*GIVEN DATA*:
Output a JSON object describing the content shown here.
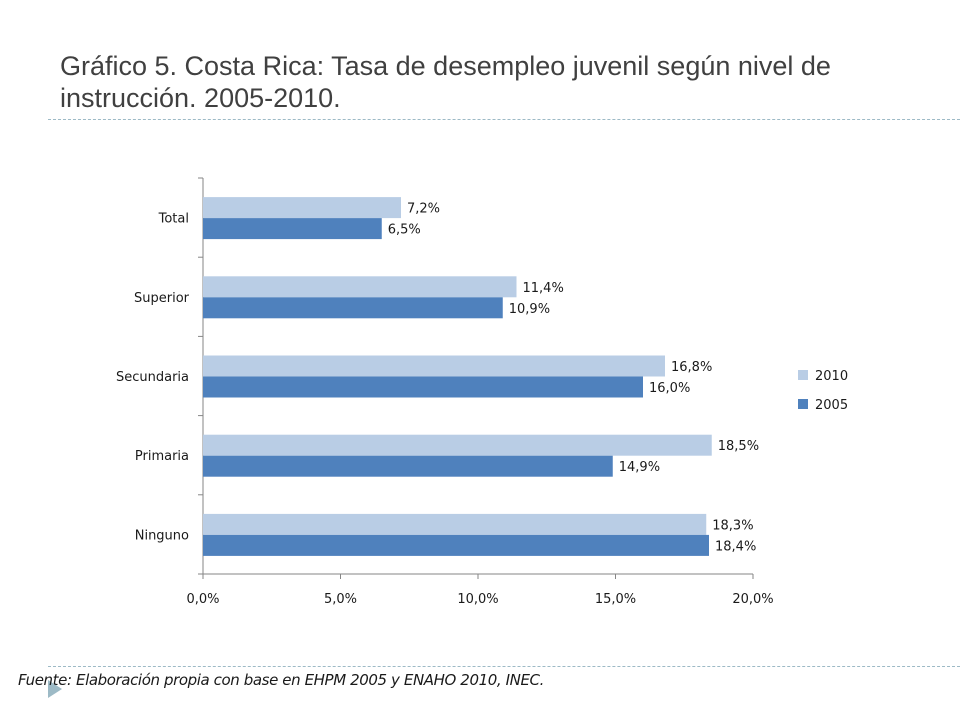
{
  "title_line1": "Gráfico 5. Costa Rica: Tasa de desempleo juvenil según nivel de",
  "title_line2": "instrucción. 2005-2010.",
  "source": "Fuente: Elaboración propia con base en EHPM 2005 y ENAHO 2010, INEC.",
  "colors": {
    "s2010": "#b9cde5",
    "s2005": "#4f81bd",
    "rule": "#9dbac6",
    "axis": "#868686"
  },
  "chart_data": {
    "type": "bar",
    "orientation": "horizontal",
    "categories": [
      "Total",
      "Superior",
      "Secundaria",
      "Primaria",
      "Ninguno"
    ],
    "series": [
      {
        "name": "2010",
        "values": [
          7.2,
          11.4,
          16.8,
          18.5,
          18.3
        ],
        "labels": [
          "7,2%",
          "11,4%",
          "16,8%",
          "18,5%",
          "18,3%"
        ]
      },
      {
        "name": "2005",
        "values": [
          6.5,
          10.9,
          16.0,
          14.9,
          18.4
        ],
        "labels": [
          "6,5%",
          "10,9%",
          "16,0%",
          "14,9%",
          "18,4%"
        ]
      }
    ],
    "xlim": [
      0,
      20
    ],
    "xticks": [
      0,
      5,
      10,
      15,
      20
    ],
    "xtick_labels": [
      "0,0%",
      "5,0%",
      "10,0%",
      "15,0%",
      "20,0%"
    ],
    "legend_position": "right",
    "grid": false
  }
}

*SHORT TASK*:
Omit every picture, then repeat the remaining data exactly as it appears above.

*THE ANSWER*:
Output a JSON object describing the content shown here.
{
  "title_line1": "Gráfico 5. Costa Rica: Tasa de desempleo juvenil según nivel de",
  "title_line2": "instrucción. 2005-2010.",
  "source": "Fuente: Elaboración propia con base en EHPM 2005 y ENAHO 2010, INEC.",
  "colors": {
    "s2010": "#b9cde5",
    "s2005": "#4f81bd",
    "rule": "#9dbac6",
    "axis": "#868686"
  },
  "chart_data": {
    "type": "bar",
    "orientation": "horizontal",
    "categories": [
      "Total",
      "Superior",
      "Secundaria",
      "Primaria",
      "Ninguno"
    ],
    "series": [
      {
        "name": "2010",
        "values": [
          7.2,
          11.4,
          16.8,
          18.5,
          18.3
        ],
        "labels": [
          "7,2%",
          "11,4%",
          "16,8%",
          "18,5%",
          "18,3%"
        ]
      },
      {
        "name": "2005",
        "values": [
          6.5,
          10.9,
          16.0,
          14.9,
          18.4
        ],
        "labels": [
          "6,5%",
          "10,9%",
          "16,0%",
          "14,9%",
          "18,4%"
        ]
      }
    ],
    "xlim": [
      0,
      20
    ],
    "xticks": [
      0,
      5,
      10,
      15,
      20
    ],
    "xtick_labels": [
      "0,0%",
      "5,0%",
      "10,0%",
      "15,0%",
      "20,0%"
    ],
    "legend_position": "right",
    "grid": false
  }
}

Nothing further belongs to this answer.